#### [CHALLENGES]
1) Print the records from their first line up to and including the line that contains "sarkariresult-icon: S <box>578", copying each line exactly.
2) Write a continuation of the text on GE's commercial paper borrowing, picking up where it stops.

GE is struggling to get short term financing at a price it wants to pay. So what does GE do? The answer is twofold:
1) Borrow from the Commercial Paper Funding Facility
2) Pretend this is a good thing.
Consider this ridiculous headline: GE to Sell CP to Fed to Help Unlock Credit Markets.
General Electric Co., the biggest U.S. issuer of commercial paper, plans to use the Federal Reserve’s new short-term funding facility, throwing its weight behind the central bank’s efforts to unlock the credit markets.
“This is a way for us to demonstrate our support for what the Fed is doing, which is providing all-around liquidity,” Wilkerson said.
GE’s Disingenuous Pronouncement
Let’s translate what GE said into English:
“We desperately need short term cash and cannot get it elsewhere.”
GE Sees Shrinking Economy
The U.S. economy will have two or three quarters of “negative growth” once global financial systems stabilize, General Electric Co. Chief Executive Officer Jeffrey Immelt said.
Financial markets are experiencing the greatest disruption since the 1930s, tightening credit for corporate and consumer borrowers. GE, the biggest U.S. issuer of commercial paper, said yesterday it plans to use a new short-term funding facility from the Federal Reserve when the program starts next week, throwing its weight behind Fed efforts to unfreeze the credit markets.
Companies should be planning under a scenario of “what happen if the credit markets are half the size in 2009,” Immelt said. GE still runs the company for its debt to be rated AAA, the highest available, Immelt said. Financial companies will either become bank holding companies or have the AAA rating, he said.

#### [Collected data]

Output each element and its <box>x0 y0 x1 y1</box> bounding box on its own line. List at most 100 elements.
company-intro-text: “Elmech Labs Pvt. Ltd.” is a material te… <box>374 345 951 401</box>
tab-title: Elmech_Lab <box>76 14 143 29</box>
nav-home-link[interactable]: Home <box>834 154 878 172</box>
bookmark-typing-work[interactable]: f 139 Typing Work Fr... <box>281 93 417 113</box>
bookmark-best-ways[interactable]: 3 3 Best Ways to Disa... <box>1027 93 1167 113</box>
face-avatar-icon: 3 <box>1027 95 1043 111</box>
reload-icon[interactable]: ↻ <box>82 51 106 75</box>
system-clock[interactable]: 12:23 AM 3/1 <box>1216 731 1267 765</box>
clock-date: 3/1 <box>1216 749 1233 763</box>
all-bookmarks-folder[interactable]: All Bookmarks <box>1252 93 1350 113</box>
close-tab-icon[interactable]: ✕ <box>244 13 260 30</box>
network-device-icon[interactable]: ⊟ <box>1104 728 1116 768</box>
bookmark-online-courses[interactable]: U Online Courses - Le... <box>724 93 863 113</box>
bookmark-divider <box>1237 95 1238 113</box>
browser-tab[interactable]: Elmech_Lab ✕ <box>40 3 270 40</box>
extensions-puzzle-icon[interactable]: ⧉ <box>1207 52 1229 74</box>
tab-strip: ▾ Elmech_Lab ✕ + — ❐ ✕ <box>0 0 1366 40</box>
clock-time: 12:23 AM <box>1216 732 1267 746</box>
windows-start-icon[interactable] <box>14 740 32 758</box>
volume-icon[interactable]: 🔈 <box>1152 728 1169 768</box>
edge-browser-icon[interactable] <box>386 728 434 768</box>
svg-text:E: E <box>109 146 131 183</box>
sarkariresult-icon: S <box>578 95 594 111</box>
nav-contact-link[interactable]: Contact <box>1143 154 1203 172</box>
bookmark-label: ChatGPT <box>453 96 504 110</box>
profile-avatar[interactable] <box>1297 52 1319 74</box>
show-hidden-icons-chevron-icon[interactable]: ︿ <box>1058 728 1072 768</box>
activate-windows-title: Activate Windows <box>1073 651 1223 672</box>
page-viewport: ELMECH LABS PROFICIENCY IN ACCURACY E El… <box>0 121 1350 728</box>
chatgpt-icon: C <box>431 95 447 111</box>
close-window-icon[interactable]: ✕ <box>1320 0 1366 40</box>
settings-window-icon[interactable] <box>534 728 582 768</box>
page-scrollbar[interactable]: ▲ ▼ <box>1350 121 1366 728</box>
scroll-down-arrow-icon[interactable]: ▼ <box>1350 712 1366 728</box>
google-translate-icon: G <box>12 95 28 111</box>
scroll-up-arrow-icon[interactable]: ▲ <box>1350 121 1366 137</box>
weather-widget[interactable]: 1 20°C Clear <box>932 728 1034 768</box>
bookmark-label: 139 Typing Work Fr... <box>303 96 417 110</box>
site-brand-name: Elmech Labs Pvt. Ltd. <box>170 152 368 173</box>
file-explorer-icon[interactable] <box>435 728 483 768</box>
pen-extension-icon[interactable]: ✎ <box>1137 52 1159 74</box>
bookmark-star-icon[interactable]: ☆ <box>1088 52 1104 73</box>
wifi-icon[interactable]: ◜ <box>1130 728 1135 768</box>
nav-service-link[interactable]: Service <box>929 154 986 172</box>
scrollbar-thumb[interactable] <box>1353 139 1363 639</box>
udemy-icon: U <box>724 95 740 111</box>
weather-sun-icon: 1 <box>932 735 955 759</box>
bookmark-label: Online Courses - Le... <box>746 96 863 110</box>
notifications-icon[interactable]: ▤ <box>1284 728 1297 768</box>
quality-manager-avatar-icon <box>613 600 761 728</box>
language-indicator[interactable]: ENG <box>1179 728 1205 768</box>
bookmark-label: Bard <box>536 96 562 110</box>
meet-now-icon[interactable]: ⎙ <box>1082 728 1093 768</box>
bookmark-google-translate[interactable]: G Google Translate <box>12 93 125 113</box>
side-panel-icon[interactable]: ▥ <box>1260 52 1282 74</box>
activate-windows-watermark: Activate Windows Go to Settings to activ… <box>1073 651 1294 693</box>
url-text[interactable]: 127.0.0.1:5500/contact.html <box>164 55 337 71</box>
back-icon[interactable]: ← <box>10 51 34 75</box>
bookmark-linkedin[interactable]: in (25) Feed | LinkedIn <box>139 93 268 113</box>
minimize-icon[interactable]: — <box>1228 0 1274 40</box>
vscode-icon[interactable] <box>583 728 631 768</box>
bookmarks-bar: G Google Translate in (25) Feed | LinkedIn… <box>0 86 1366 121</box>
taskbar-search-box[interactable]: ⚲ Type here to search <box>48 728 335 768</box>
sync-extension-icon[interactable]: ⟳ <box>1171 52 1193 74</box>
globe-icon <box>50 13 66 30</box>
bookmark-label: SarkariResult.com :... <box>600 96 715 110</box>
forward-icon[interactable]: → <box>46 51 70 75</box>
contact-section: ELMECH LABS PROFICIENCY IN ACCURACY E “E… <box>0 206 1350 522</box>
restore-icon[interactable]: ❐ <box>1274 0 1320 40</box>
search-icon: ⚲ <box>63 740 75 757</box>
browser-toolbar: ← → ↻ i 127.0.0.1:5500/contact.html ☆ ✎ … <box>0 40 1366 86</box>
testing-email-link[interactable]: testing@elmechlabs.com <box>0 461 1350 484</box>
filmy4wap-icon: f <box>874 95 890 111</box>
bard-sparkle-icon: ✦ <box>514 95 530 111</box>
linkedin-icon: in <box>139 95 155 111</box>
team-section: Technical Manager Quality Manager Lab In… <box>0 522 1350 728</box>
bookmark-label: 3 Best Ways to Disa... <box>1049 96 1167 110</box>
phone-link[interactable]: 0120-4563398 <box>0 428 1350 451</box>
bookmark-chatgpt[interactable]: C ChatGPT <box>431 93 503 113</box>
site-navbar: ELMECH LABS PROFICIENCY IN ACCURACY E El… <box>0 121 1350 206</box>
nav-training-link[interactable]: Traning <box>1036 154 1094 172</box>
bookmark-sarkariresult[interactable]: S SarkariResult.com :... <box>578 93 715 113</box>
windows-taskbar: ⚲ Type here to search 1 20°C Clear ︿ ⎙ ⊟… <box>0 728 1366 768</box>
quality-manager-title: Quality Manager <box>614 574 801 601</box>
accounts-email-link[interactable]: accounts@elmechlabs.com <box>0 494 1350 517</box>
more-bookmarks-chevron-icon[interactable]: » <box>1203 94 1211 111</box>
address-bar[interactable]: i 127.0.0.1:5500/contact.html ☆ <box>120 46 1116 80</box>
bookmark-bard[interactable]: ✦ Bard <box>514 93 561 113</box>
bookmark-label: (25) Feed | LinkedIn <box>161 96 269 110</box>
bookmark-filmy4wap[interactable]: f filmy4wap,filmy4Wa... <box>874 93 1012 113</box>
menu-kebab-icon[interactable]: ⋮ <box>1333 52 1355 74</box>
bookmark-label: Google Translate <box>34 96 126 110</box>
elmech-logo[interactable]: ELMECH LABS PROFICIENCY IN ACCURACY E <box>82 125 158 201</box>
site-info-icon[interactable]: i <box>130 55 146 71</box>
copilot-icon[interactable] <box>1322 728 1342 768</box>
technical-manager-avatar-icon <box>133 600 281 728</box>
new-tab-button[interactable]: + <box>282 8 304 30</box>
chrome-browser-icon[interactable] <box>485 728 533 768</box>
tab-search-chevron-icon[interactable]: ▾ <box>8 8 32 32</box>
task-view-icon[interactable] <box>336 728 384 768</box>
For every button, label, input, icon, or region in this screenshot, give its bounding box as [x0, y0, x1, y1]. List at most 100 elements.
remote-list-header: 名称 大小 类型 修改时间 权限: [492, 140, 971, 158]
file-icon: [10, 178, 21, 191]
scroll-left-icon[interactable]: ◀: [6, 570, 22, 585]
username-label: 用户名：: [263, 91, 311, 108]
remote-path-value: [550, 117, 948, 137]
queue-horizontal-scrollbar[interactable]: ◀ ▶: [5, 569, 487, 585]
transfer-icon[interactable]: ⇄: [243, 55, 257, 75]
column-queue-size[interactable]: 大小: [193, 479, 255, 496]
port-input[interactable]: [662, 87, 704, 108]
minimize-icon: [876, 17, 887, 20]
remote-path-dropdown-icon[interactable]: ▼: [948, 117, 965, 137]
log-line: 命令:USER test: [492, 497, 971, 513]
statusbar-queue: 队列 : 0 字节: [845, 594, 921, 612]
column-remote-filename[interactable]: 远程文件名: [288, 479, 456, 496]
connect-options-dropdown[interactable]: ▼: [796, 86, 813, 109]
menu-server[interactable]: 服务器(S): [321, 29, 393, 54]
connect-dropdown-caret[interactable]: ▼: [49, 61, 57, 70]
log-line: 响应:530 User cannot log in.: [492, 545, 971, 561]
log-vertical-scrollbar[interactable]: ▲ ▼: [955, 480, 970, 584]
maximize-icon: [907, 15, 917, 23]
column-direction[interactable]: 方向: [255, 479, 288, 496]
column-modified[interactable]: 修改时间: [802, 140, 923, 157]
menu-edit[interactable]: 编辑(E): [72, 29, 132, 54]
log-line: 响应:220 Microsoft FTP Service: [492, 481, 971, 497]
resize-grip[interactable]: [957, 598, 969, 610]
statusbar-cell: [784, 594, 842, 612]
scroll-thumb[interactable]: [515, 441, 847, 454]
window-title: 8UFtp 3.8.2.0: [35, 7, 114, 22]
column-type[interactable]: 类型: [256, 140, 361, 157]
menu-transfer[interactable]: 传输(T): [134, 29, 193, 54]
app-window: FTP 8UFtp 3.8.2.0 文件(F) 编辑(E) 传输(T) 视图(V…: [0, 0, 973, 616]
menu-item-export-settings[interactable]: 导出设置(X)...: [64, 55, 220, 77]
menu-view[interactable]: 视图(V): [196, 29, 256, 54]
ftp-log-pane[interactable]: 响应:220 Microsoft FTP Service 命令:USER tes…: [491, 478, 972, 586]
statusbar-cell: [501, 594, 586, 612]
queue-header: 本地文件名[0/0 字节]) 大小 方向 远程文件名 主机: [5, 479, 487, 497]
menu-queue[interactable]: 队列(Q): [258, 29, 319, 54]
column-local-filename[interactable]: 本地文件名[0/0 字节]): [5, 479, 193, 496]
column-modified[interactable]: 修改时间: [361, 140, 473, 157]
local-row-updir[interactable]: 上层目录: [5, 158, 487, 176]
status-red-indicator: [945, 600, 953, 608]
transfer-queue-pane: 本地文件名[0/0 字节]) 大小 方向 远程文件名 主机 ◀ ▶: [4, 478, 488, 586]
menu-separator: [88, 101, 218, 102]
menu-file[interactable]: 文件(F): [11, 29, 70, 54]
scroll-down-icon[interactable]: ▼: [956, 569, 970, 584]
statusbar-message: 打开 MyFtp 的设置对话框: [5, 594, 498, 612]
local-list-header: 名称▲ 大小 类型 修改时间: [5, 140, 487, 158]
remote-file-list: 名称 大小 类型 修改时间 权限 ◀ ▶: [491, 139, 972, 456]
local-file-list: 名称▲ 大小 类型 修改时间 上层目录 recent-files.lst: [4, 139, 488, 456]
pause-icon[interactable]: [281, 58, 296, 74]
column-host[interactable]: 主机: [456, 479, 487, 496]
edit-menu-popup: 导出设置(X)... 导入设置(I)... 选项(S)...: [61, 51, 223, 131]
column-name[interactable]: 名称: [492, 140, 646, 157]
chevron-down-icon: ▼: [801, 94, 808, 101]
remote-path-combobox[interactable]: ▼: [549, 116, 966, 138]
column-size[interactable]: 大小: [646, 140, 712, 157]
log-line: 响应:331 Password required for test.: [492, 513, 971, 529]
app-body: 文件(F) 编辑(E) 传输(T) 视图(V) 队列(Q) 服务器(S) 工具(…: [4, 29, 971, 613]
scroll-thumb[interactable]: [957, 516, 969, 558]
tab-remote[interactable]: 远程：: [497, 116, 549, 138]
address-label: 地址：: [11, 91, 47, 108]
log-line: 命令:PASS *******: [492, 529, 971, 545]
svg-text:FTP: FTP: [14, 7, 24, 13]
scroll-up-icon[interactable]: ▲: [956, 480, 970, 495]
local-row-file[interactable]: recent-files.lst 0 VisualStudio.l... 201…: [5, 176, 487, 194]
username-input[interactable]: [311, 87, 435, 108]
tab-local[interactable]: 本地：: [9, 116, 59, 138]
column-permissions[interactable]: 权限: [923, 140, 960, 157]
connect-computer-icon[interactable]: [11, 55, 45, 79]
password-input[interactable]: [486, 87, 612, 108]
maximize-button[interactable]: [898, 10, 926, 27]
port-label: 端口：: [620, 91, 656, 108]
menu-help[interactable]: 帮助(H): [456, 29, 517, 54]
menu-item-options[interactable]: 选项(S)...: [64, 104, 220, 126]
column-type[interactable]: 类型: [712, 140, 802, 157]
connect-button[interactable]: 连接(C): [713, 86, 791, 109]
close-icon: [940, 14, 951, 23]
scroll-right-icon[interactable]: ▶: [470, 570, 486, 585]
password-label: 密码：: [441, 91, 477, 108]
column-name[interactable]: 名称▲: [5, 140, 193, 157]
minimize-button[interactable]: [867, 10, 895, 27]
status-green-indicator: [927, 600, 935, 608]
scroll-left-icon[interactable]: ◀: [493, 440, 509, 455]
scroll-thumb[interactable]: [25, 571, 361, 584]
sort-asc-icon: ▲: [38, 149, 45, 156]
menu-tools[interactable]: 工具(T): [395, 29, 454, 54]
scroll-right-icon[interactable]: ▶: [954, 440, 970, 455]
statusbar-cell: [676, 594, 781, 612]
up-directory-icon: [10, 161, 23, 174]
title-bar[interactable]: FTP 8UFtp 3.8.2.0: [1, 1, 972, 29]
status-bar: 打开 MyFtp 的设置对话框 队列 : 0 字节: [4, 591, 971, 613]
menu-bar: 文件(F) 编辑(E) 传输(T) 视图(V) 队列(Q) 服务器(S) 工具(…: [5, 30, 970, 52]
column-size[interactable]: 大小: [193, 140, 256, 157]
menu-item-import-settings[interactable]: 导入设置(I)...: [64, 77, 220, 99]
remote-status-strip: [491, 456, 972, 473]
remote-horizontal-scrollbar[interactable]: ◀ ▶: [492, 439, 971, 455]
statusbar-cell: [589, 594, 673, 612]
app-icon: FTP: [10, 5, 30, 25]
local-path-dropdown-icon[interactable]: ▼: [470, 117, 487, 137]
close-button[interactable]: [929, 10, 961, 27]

#### [IN RESPONSE]
1)
Output each element and its <box>x0 y0 x1 y1</box> bounding box on its own line. List at most 100 elements.
company-intro-text: “Elmech Labs Pvt. Ltd.” is a material te… <box>374 345 951 401</box>
tab-title: Elmech_Lab <box>76 14 143 29</box>
nav-home-link[interactable]: Home <box>834 154 878 172</box>
bookmark-typing-work[interactable]: f 139 Typing Work Fr... <box>281 93 417 113</box>
bookmark-best-ways[interactable]: 3 3 Best Ways to Disa... <box>1027 93 1167 113</box>
face-avatar-icon: 3 <box>1027 95 1043 111</box>
reload-icon[interactable]: ↻ <box>82 51 106 75</box>
system-clock[interactable]: 12:23 AM 3/1 <box>1216 731 1267 765</box>
clock-date: 3/1 <box>1216 749 1233 763</box>
all-bookmarks-folder[interactable]: All Bookmarks <box>1252 93 1350 113</box>
close-tab-icon[interactable]: ✕ <box>244 13 260 30</box>
network-device-icon[interactable]: ⊟ <box>1104 728 1116 768</box>
bookmark-online-courses[interactable]: U Online Courses - Le... <box>724 93 863 113</box>
bookmark-divider <box>1237 95 1238 113</box>
browser-tab[interactable]: Elmech_Lab ✕ <box>40 3 270 40</box>
extensions-puzzle-icon[interactable]: ⧉ <box>1207 52 1229 74</box>
tab-strip: ▾ Elmech_Lab ✕ + — ❐ ✕ <box>0 0 1366 40</box>
clock-time: 12:23 AM <box>1216 732 1267 746</box>
windows-start-icon[interactable] <box>14 740 32 758</box>
volume-icon[interactable]: 🔈 <box>1152 728 1169 768</box>
edge-browser-icon[interactable] <box>386 728 434 768</box>
svg-text:E: E <box>109 146 131 183</box>
sarkariresult-icon: S <box>578 95 594 111</box>

2)
“We still believe if you have low cost of funds, good origination, good risk management, there is a role” for a AAA- rated company, Immelt said. “You’re either one or the other as time goes on.”
What if the credit markets are half the size? What will that do to your financing costs if you cannot get a handout from taxpayers?
GE Will Cut Costs, Jobs
GE is struggling as the following headline shows: GE Will Cut Costs, Jobs, Immelt Says.
General Electric Co. is cutting costs, preparing for a new wave of regulation from Washington and embracing manufacturing over financial services as ways out of the economic crisis, its chief executive said Friday.
“Costs will be lower in 2009 than in 2008,” Chairman and Chief Executive Officer Jeffrey Immelt said in an interview. “That will be true across the board.” Employment will also be lower, he said, declining to name numbers or percentages.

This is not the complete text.